SET TASK
Report back each line of the records that contains the string "values".

RECORDED DATA
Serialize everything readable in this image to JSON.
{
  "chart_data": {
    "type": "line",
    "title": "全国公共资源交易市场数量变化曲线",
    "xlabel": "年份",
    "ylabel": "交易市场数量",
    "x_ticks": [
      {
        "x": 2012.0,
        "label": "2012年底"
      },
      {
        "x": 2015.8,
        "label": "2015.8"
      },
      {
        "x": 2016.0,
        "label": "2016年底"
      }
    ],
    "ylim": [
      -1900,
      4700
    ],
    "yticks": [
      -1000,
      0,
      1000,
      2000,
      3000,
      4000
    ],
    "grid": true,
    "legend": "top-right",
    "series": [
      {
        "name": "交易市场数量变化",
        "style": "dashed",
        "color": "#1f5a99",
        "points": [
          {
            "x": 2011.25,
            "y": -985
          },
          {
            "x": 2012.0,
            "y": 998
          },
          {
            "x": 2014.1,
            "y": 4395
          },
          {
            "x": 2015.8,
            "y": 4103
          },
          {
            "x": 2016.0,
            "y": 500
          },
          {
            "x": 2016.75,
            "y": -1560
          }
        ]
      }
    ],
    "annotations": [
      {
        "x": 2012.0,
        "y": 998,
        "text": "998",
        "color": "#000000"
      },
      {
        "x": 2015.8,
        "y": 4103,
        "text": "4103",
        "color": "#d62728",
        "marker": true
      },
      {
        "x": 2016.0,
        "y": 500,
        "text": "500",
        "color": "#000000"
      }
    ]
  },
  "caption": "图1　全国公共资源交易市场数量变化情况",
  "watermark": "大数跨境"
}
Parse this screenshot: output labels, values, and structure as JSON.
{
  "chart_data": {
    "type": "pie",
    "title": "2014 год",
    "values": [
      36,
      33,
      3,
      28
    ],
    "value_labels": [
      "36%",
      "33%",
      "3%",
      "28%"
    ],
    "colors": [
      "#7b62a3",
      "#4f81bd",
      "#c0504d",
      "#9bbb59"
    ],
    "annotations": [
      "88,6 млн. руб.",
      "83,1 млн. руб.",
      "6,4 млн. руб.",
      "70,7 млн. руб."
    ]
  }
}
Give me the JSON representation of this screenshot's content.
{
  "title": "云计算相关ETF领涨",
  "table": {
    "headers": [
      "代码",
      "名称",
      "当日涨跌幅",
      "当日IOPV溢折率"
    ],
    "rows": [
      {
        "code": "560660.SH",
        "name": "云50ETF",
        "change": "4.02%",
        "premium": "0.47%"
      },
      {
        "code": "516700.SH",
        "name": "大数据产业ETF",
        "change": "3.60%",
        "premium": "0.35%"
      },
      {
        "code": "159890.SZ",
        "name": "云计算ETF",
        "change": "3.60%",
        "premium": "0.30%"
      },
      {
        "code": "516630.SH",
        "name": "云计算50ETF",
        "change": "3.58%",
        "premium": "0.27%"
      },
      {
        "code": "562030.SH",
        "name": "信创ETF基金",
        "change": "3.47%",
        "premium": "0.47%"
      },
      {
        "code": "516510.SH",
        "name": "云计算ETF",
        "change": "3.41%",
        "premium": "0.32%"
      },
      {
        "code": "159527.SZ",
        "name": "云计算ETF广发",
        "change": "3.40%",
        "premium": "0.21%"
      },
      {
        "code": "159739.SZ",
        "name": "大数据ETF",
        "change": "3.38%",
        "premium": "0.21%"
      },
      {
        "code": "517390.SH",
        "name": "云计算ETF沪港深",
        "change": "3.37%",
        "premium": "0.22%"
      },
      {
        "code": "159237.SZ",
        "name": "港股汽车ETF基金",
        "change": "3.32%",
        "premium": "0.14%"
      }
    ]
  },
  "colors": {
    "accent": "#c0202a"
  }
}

OUTPUT OF THE EXERCISE
Parse this screenshot: output labels, values, and structure as JSON.
    "values": [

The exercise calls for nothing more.